:: Seçilen metin ::

○ ○ ○ ○ ○

Astypalaia notları


Geçen yazıda Bodrum’dan çıkışımızı, Vathi’ye varışımızı ve ertesi gün Kalymnos’un ana limanı Pothia’ya girişimizi yazmıştım. Kalymnos’tan güneş doğduktan kısa bir süre sonra ayrılmıştık. Yazının sonunda anlattığım gibi, hiç beklediğimiz gibi bir rüzgar olmadı. Hatta hiç olmadı desem yeridir, saatlerce 3-5 knot esen, kaba dalgalı Ege’de otopilotla seyir yaptık. Bir ara ekip havuzlukta derin uykuya daldı, ben de bir şeyler okudum, iPad ile ilgilendim. Benden başka uyanık tek canlı bizimle beraber Kalymnos’tan beri gelen karasinekti. Sonra anladım ki o da derin uykuda, üstüne gelen serpintiden kılı kıpırdamadı. Bu bölge kuvvetli meltemleri ile bilinir diyordu kitaplar. Ancak meltemlerin başlaması Haziran ayının sonunu buluyor diye de eklemişlerdi. Bize denk gelmedi.

○ ○ ○ ○ ○

:: İstenen iş ::
Astypalaia notlarında "Astypalaia notları" sözcüklerinden başlayıp "Bize denk gelmedi." sözcükleri de dahil olmak üzere süren bölümü düzenle. Bölümü yeniden yaz ve "iPad" yerine "tablet" koy.

○ ○ ○ ○ ○

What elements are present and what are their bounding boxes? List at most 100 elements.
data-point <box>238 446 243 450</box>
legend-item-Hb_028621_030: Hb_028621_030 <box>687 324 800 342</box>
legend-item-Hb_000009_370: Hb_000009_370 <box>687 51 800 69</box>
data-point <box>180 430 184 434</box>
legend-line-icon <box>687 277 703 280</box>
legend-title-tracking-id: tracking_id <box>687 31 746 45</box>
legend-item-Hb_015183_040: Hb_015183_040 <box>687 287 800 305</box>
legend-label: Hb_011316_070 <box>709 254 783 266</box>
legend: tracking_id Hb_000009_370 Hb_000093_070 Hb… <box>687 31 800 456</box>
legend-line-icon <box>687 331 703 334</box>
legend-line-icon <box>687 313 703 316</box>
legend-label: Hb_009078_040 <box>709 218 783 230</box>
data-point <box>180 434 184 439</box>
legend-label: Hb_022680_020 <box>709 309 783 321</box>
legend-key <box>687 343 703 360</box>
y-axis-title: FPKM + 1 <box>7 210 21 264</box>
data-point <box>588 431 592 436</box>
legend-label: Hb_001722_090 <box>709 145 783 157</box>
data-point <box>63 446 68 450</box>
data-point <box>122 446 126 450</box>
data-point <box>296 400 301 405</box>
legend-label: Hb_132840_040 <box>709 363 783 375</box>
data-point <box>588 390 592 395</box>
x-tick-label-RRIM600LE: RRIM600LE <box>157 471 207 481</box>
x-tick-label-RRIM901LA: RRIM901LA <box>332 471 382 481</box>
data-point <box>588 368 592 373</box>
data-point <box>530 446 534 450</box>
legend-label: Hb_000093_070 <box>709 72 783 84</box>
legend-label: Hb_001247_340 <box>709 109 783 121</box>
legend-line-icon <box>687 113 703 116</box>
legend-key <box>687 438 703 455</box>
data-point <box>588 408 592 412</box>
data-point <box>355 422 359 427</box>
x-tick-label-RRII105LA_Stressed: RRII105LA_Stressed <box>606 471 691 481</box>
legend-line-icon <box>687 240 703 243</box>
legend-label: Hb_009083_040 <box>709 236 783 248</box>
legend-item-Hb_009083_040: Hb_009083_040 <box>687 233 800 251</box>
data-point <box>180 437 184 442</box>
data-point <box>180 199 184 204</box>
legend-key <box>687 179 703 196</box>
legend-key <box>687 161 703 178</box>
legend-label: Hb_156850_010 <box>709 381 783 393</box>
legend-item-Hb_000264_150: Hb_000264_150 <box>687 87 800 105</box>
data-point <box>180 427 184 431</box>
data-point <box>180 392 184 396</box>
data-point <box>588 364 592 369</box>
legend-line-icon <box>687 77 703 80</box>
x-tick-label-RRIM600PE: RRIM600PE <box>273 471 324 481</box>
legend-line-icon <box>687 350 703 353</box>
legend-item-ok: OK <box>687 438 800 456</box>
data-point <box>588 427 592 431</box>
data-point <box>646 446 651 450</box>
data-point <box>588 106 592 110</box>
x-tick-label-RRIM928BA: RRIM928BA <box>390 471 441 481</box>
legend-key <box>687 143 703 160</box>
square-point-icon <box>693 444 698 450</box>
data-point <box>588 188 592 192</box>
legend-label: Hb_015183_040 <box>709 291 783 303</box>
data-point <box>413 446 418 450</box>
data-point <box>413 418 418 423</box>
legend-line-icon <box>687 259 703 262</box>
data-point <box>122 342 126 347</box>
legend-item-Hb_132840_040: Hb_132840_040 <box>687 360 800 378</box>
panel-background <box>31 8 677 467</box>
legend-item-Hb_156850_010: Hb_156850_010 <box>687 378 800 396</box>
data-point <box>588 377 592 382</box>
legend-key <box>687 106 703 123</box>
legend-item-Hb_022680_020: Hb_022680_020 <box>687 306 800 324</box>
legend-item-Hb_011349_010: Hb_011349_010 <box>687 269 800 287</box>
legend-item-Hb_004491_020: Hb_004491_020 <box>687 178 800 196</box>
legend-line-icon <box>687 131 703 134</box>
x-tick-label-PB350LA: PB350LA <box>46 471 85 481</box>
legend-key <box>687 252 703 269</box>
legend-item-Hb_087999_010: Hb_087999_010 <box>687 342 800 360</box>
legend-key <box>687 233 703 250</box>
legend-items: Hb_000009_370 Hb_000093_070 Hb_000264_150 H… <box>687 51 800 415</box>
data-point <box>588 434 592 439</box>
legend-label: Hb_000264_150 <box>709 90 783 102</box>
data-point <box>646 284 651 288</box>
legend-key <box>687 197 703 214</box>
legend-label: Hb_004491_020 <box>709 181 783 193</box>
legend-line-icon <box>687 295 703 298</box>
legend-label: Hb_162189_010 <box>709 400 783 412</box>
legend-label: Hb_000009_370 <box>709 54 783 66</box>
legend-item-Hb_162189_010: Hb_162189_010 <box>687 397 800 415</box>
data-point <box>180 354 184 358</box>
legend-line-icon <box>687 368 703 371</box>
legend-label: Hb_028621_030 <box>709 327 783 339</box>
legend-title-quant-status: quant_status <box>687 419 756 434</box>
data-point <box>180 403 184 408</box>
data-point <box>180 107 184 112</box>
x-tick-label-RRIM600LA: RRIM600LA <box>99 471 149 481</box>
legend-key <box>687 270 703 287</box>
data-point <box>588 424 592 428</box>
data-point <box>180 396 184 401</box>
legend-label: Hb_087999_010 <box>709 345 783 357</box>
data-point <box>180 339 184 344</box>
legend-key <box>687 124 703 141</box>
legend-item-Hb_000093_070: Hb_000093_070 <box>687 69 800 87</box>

○ ○ ○ ○ ○

:: Eksiksiz yanıt ::
Astypalaia notları


Geçen yazıda Bodrum’dan çıkışımızı, Vathi’ye varışımızı ve ertesi gün Kalymnos’un ana limanı Pothia’ya girişimizi yazmıştım. Kalymnos’tan güneş doğduktan kısa bir süre sonra ayrılmıştık. Yazının sonunda anlattığım gibi, hiç beklediğimiz gibi bir rüzgar olmadı. Hatta hiç olmadı desem yeridir, saatlerce 3-5 knot esen, kaba dalgalı Ege’de otopilotla seyir yaptık. Bir ara ekip havuzlukta derin uykuya daldı, ben de bir şeyler okudum, tablet ile ilgilendim. Benden başka uyanık tek canlı bizimle beraber Kalymnos’tan beri gelen karasinekti. Sonra anladım ki o da derin uykuda, üstüne gelen serpintiden kılı kıpırdamadı. Bu bölge kuvvetli meltemleri ile bilinir diyordu kitaplar. Ancak meltemlerin başlaması Haziran ayının sonunu buluyor diye de eklemişlerdi. Bize denk gelmedi.